**Texto de referência**
A primeira coisa que chama a atenção no caminho do Natal é a enorme contradição entre o esplendor do anúncio dos anjos e a pobreza do que os pastores encontraram: uma manjedoura e, nela depositado, uma criança pobre. Hoje, o comércio nos diz que o caminho do Natal é o dos shoppings, das festas de comilança e consumo. O Evangelho nos convida a retomarmos o caminho dos pastores e procurar a presença divina no que há de mais humano e, principalmente, na realidade das pessoas feridas pela pobreza, pela injustiça e pela marginalidade. Ao insistir que Jesus nasceu como migrante, em uma Belém “onde não havia lugar para eles na hospedaria”, a tradição não quer apenas sublinhar que Deus está presente junto aos empobrecidos, mas que está para lutar a seu favor contra as injustiças do mundo.

Os antigos pastores da Igreja ensinavam que a cruz de Jesus foi feita com a mesma madeira do presépio de Belém. Era o seu modo de dizer que, ao deitar na manjedoura, Jesus já estava assumindo sua condição de pobre, marginal e condenado pelo poder do mundo. Assim como a cruz, também o presépio não era apenas, como em nossas casas, apenas um enfeite piedoso. O presépio é um sinal da solidariedade de Deus conosco; um modo de dizer a toda pessoa injustamente marginalizada: Deus está do seu lado e vem lutar junto com você por sua libertação.

**Solicitação 1**
Liste as realidades que, segundo o texto sobre o Natal, ferem as pessoas em quem se deve procurar a presença divina.
**Solicitação 2**
Retome o texto sobre o Natal a partir do ponto em que ele termina e dê-lhe continuidade.

**Dados fornecidos**
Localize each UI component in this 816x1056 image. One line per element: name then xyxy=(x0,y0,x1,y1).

--

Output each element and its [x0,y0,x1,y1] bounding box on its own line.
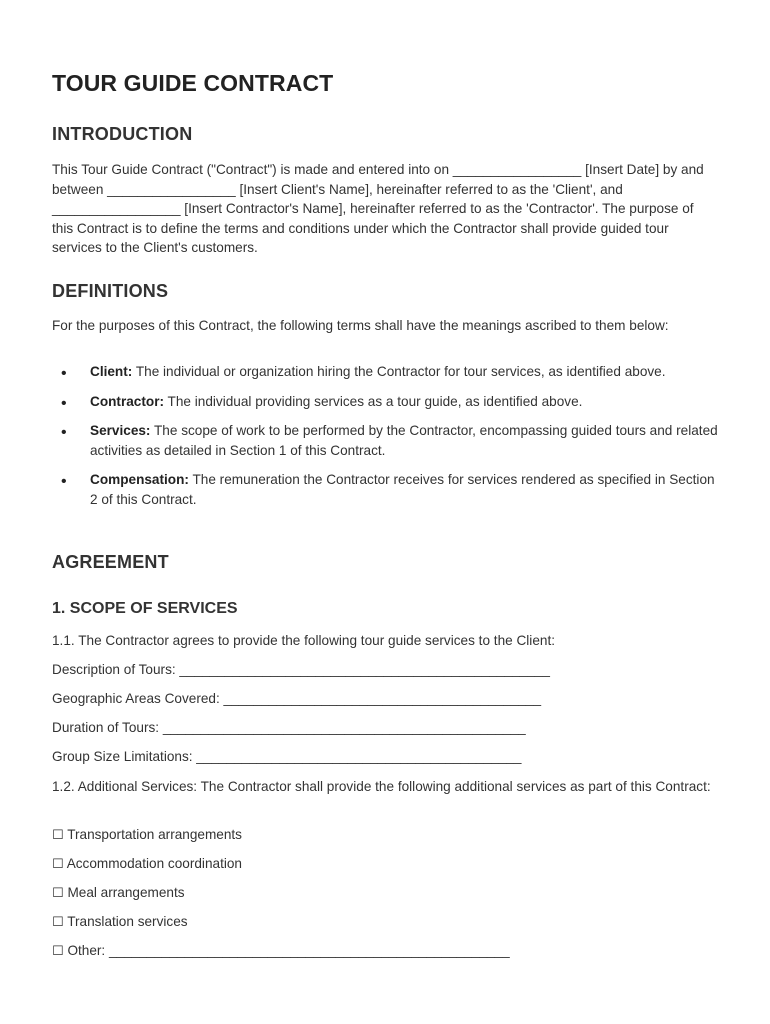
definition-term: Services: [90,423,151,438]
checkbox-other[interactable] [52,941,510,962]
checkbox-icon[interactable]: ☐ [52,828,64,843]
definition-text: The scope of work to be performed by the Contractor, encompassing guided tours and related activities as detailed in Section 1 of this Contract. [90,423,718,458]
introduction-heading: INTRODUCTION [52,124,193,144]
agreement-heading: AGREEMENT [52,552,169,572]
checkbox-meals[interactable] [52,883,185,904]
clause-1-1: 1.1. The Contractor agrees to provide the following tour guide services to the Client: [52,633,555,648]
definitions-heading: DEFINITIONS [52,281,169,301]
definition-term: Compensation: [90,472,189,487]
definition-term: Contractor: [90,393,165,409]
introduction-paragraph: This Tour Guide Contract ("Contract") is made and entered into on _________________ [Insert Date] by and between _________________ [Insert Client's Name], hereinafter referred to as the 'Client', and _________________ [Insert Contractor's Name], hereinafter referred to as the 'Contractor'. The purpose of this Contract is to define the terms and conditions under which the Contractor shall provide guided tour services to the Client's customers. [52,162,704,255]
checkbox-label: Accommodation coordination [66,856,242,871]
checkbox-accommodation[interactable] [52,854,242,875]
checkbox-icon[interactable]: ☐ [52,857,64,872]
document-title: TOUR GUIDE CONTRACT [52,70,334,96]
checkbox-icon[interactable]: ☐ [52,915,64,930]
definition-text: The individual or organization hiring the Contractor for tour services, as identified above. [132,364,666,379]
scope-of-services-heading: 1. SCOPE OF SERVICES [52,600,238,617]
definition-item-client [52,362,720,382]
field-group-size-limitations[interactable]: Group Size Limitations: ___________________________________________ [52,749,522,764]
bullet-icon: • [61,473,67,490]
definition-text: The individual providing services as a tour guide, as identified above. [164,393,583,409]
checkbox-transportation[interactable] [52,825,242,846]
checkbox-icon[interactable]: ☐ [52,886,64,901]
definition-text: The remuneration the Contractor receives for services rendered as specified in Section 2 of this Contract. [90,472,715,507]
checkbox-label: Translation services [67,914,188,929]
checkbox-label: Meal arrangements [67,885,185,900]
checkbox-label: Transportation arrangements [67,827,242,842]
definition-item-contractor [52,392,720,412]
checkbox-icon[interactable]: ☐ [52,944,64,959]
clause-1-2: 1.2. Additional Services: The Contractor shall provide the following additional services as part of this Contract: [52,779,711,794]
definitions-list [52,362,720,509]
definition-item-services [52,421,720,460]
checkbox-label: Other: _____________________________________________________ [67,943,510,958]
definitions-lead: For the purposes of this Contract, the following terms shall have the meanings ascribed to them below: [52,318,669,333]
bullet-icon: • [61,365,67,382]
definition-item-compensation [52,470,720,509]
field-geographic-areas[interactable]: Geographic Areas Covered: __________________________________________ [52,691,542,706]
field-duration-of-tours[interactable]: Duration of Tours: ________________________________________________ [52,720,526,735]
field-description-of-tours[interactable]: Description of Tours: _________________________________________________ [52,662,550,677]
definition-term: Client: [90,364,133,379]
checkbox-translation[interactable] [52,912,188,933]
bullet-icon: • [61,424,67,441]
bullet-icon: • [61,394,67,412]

**Resultado do exercício 1**
- a pobreza
- a injustiça
- a marginalidade

**Resultado do exercício 2**
 Essa festa de Natal não é uma repetição da história de Belém. Os cristãos fazem memória do nascimento de Jesus para proclamar que a presença divina se manifesta na realidade humana e nos chama a sermos testemunhas do projeto divino em meio aos conflitos e sofrimentos dos empobrecidos no mundo atual. Nem todo mundo que ornamenta suas casas com enfeites de Natal e põem na sala imagens de um presépio fazem verdadeiramente o caminho do Natal. Não adianta cantar “Noite feliz” e desejar Feliz Natal se sua ação é contrária à vontade de Deus que é justiça e vida para todos.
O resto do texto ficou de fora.